§ Given exercise: Give the listing again exactly, omitting its images.

——————————

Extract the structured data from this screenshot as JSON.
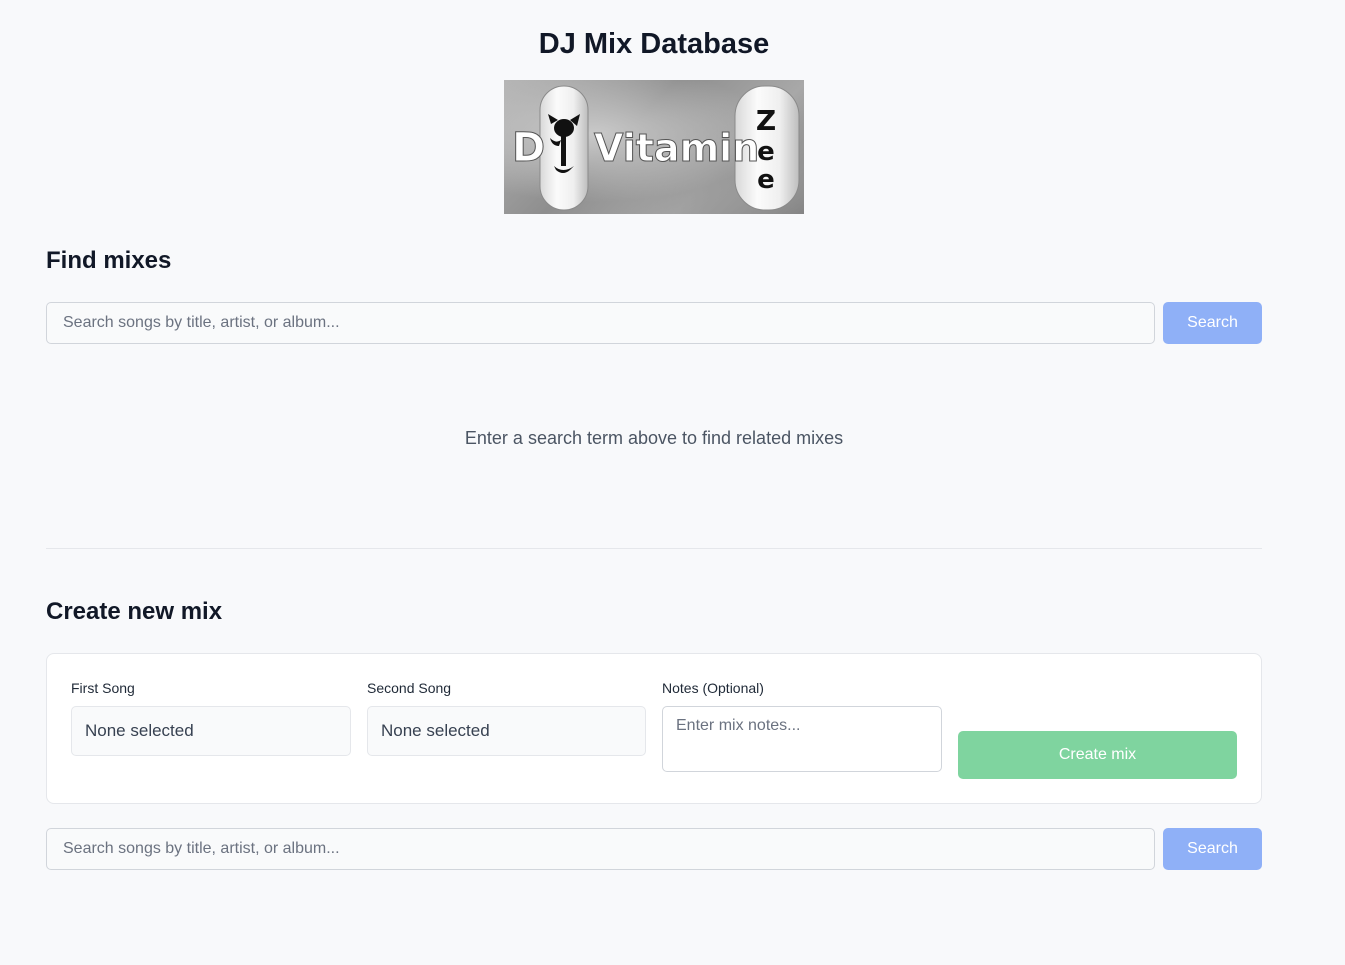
{
  "header": {
    "title": "DJ Mix Database",
    "logo": {
      "letter_left": "D",
      "word": "Vitamin",
      "letters_right": [
        "Z",
        "e",
        "e"
      ]
    }
  },
  "find": {
    "heading": "Find mixes",
    "search": {
      "placeholder": "Search songs by title, artist, or album...",
      "value": "",
      "button_label": "Search"
    },
    "empty_message": "Enter a search term above to find related mixes"
  },
  "create": {
    "heading": "Create new mix",
    "first_song": {
      "label": "First Song",
      "value": "None selected"
    },
    "second_song": {
      "label": "Second Song",
      "value": "None selected"
    },
    "notes": {
      "label": "Notes (Optional)",
      "placeholder": "Enter mix notes...",
      "value": ""
    },
    "create_button_label": "Create mix",
    "search": {
      "placeholder": "Search songs by title, artist, or album...",
      "value": "",
      "button_label": "Search"
    }
  },
  "colors": {
    "search_button": "#8fb0f7",
    "create_button": "#7fd49f",
    "background": "#f8f9fb"
  }
}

——————————

§ Answer for the task:
Extract the structured data from this screenshot as JSON.
{
  "header": {
    "title": "DJ Mix Database",
    "logo": {
      "letter_left": "D",
      "word": "Vitamin",
      "letters_right": [
        "Z",
        "e",
        "e"
      ]
    }
  },
  "find": {
    "heading": "Find mixes",
    "search": {
      "placeholder": "Search songs by title, artist, or album...",
      "value": "",
      "button_label": "Search"
    },
    "empty_message": "Enter a search term above to find related mixes"
  },
  "create": {
    "heading": "Create new mix",
    "first_song": {
      "label": "First Song",
      "value": "None selected"
    },
    "second_song": {
      "label": "Second Song",
      "value": "None selected"
    },
    "notes": {
      "label": "Notes (Optional)",
      "placeholder": "Enter mix notes...",
      "value": ""
    },
    "create_button_label": "Create mix",
    "search": {
      "placeholder": "Search songs by title, artist, or album...",
      "value": "",
      "button_label": "Search"
    }
  },
  "colors": {
    "search_button": "#8fb0f7",
    "create_button": "#7fd49f",
    "background": "#f8f9fb"
  }
}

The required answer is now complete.